Set exercise:
Repeat the whole listing exactly.

(Extracted data entries)
╔══
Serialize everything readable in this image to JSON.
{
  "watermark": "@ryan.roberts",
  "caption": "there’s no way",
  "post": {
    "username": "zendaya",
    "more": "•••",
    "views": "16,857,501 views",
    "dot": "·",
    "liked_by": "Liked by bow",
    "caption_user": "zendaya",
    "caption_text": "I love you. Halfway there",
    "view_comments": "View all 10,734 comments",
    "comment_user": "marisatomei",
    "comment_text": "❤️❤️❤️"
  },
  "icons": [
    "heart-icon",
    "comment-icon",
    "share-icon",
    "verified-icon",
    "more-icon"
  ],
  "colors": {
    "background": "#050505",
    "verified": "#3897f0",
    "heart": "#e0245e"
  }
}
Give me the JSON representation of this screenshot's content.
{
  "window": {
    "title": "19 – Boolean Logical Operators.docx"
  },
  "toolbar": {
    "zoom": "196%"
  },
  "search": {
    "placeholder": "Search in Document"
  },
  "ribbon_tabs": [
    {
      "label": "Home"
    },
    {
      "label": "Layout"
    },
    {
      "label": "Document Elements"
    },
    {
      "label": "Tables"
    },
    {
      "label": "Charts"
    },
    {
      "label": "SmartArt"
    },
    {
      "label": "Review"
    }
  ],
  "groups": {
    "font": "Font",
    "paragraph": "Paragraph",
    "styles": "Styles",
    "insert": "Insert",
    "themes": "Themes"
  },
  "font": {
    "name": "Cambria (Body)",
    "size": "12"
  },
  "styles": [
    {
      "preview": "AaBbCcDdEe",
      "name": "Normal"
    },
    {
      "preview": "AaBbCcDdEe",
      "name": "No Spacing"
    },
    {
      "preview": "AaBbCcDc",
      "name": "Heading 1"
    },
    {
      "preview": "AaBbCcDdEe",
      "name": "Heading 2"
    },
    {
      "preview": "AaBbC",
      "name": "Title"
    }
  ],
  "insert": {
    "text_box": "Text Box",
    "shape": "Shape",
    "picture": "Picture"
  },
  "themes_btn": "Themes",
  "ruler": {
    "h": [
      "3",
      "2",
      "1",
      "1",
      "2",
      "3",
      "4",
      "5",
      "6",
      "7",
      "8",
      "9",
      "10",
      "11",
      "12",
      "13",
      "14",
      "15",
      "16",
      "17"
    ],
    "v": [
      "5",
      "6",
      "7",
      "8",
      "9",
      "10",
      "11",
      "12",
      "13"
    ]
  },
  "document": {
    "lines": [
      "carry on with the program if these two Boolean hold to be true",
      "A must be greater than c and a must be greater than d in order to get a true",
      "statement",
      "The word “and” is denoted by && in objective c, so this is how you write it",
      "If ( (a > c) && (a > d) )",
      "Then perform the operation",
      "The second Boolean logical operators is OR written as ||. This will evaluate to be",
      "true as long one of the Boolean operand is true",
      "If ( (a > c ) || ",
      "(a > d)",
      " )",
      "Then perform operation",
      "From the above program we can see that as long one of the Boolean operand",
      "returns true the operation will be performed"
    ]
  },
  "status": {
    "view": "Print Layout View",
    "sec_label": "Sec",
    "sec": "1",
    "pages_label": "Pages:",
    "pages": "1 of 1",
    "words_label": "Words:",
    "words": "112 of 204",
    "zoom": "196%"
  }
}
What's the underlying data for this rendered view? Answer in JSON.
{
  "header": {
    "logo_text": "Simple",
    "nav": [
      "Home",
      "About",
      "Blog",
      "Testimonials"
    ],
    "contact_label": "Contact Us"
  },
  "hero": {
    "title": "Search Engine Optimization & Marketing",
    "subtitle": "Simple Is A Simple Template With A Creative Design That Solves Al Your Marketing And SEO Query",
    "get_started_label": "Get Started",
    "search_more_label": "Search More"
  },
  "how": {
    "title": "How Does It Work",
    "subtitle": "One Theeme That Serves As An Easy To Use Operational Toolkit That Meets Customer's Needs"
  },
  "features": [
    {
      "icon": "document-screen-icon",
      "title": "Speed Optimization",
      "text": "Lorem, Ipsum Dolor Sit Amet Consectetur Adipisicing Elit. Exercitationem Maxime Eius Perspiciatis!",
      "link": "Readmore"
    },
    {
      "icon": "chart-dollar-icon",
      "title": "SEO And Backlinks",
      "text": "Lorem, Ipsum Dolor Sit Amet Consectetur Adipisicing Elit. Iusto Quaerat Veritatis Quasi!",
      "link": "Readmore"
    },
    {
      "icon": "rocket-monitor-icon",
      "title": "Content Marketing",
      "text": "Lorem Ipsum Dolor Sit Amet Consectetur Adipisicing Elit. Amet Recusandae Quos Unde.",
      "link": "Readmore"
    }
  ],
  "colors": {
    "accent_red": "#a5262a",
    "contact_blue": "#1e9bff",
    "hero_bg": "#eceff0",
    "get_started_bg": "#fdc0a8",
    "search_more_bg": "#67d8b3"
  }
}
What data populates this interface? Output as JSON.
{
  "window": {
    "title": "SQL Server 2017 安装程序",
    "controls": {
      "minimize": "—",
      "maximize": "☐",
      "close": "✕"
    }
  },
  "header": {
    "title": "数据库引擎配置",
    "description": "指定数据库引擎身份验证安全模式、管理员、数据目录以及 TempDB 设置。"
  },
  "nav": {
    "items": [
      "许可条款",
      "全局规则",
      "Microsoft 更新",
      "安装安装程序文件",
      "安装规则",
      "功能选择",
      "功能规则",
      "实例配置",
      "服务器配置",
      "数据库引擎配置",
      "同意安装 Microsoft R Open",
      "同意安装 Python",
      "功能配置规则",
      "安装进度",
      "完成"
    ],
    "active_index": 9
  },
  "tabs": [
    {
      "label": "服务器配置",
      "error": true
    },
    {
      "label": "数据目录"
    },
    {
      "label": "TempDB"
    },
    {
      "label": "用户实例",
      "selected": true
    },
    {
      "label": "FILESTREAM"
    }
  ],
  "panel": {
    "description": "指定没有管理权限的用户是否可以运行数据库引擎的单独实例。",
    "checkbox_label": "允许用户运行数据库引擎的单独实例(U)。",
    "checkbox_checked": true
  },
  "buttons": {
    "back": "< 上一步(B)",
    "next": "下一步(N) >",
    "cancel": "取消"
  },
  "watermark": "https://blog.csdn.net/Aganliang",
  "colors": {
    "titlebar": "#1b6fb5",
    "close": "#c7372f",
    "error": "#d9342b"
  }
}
╚══
Solution to this task:
Serialize everything readable in this image to JSON.
{
  "watermark": "@ryan.roberts",
  "caption": "there’s no way",
  "post": {
    "username": "zendaya",
    "more": "•••",
    "views": "16,857,501 views",
    "dot": "·",
    "liked_by": "Liked by bow",
    "caption_user": "zendaya",
    "caption_text": "I love you. Halfway there",
    "view_comments": "View all 10,734 comments",
    "comment_user": "marisatomei",
    "comment_text": "❤️❤️❤️"
  },
  "icons": [
    "heart-icon",
    "comment-icon",
    "share-icon",
    "verified-icon",
    "more-icon"
  ],
  "colors": {
    "background": "#050505",
    "verified": "#3897f0",
    "heart": "#e0245e"
  }
}
Give me the JSON representation of this screenshot's content.
{
  "window": {
    "title": "19 – Boolean Logical Operators.docx"
  },
  "toolbar": {
    "zoom": "196%"
  },
  "search": {
    "placeholder": "Search in Document"
  },
  "ribbon_tabs": [
    {
      "label": "Home"
    },
    {
      "label": "Layout"
    },
    {
      "label": "Document Elements"
    },
    {
      "label": "Tables"
    },
    {
      "label": "Charts"
    },
    {
      "label": "SmartArt"
    },
    {
      "label": "Review"
    }
  ],
  "groups": {
    "font": "Font",
    "paragraph": "Paragraph",
    "styles": "Styles",
    "insert": "Insert",
    "themes": "Themes"
  },
  "font": {
    "name": "Cambria (Body)",
    "size": "12"
  },
  "styles": [
    {
      "preview": "AaBbCcDdEe",
      "name": "Normal"
    },
    {
      "preview": "AaBbCcDdEe",
      "name": "No Spacing"
    },
    {
      "preview": "AaBbCcDc",
      "name": "Heading 1"
    },
    {
      "preview": "AaBbCcDdEe",
      "name": "Heading 2"
    },
    {
      "preview": "AaBbC",
      "name": "Title"
    }
  ],
  "insert": {
    "text_box": "Text Box",
    "shape": "Shape",
    "picture": "Picture"
  },
  "themes_btn": "Themes",
  "ruler": {
    "h": [
      "3",
      "2",
      "1",
      "1",
      "2",
      "3",
      "4",
      "5",
      "6",
      "7",
      "8",
      "9",
      "10",
      "11",
      "12",
      "13",
      "14",
      "15",
      "16",
      "17"
    ],
    "v": [
      "5",
      "6",
      "7",
      "8",
      "9",
      "10",
      "11",
      "12",
      "13"
    ]
  },
  "document": {
    "lines": [
      "carry on with the program if these two Boolean hold to be true",
      "A must be greater than c and a must be greater than d in order to get a true",
      "statement",
      "The word “and” is denoted by && in objective c, so this is how you write it",
      "If ( (a > c) && (a > d) )",
      "Then perform the operation",
      "The second Boolean logical operators is OR written as ||. This will evaluate to be",
      "true as long one of the Boolean operand is true",
      "If ( (a > c ) || ",
      "(a > d)",
      " )",
      "Then perform operation",
      "From the above program we can see that as long one of the Boolean operand",
      "returns true the operation will be performed"
    ]
  },
  "status": {
    "view": "Print Layout View",
    "sec_label": "Sec",
    "sec": "1",
    "pages_label": "Pages:",
    "pages": "1 of 1",
    "words_label": "Words:",
    "words": "112 of 204",
    "zoom": "196%"
  }
}
What's the underlying data for this rendered view? Answer in JSON.
{
  "header": {
    "logo_text": "Simple",
    "nav": [
      "Home",
      "About",
      "Blog",
      "Testimonials"
    ],
    "contact_label": "Contact Us"
  },
  "hero": {
    "title": "Search Engine Optimization & Marketing",
    "subtitle": "Simple Is A Simple Template With A Creative Design That Solves Al Your Marketing And SEO Query",
    "get_started_label": "Get Started",
    "search_more_label": "Search More"
  },
  "how": {
    "title": "How Does It Work",
    "subtitle": "One Theeme That Serves As An Easy To Use Operational Toolkit That Meets Customer's Needs"
  },
  "features": [
    {
      "icon": "document-screen-icon",
      "title": "Speed Optimization",
      "text": "Lorem, Ipsum Dolor Sit Amet Consectetur Adipisicing Elit. Exercitationem Maxime Eius Perspiciatis!",
      "link": "Readmore"
    },
    {
      "icon": "chart-dollar-icon",
      "title": "SEO And Backlinks",
      "text": "Lorem, Ipsum Dolor Sit Amet Consectetur Adipisicing Elit. Iusto Quaerat Veritatis Quasi!",
      "link": "Readmore"
    },
    {
      "icon": "rocket-monitor-icon",
      "title": "Content Marketing",
      "text": "Lorem Ipsum Dolor Sit Amet Consectetur Adipisicing Elit. Amet Recusandae Quos Unde.",
      "link": "Readmore"
    }
  ],
  "colors": {
    "accent_red": "#a5262a",
    "contact_blue": "#1e9bff",
    "hero_bg": "#eceff0",
    "get_started_bg": "#fdc0a8",
    "search_more_bg": "#67d8b3"
  }
}
What data populates this interface? Output as JSON.
{
  "window": {
    "title": "SQL Server 2017 安装程序",
    "controls": {
      "minimize": "—",
      "maximize": "☐",
      "close": "✕"
    }
  },
  "header": {
    "title": "数据库引擎配置",
    "description": "指定数据库引擎身份验证安全模式、管理员、数据目录以及 TempDB 设置。"
  },
  "nav": {
    "items": [
      "许可条款",
      "全局规则",
      "Microsoft 更新",
      "安装安装程序文件",
      "安装规则",
      "功能选择",
      "功能规则",
      "实例配置",
      "服务器配置",
      "数据库引擎配置",
      "同意安装 Microsoft R Open",
      "同意安装 Python",
      "功能配置规则",
      "安装进度",
      "完成"
    ],
    "active_index": 9
  },
  "tabs": [
    {
      "label": "服务器配置",
      "error": true
    },
    {
      "label": "数据目录"
    },
    {
      "label": "TempDB"
    },
    {
      "label": "用户实例",
      "selected": true
    },
    {
      "label": "FILESTREAM"
    }
  ],
  "panel": {
    "description": "指定没有管理权限的用户是否可以运行数据库引擎的单独实例。",
    "checkbox_label": "允许用户运行数据库引擎的单独实例(U)。",
    "checkbox_checked": true
  },
  "buttons": {
    "back": "< 上一步(B)",
    "next": "下一步(N) >",
    "cancel": "取消"
  },
  "watermark": "https://blog.csdn.net/Aganliang",
  "colors": {
    "titlebar": "#1b6fb5",
    "close": "#c7372f",
    "error": "#d9342b"
  }
}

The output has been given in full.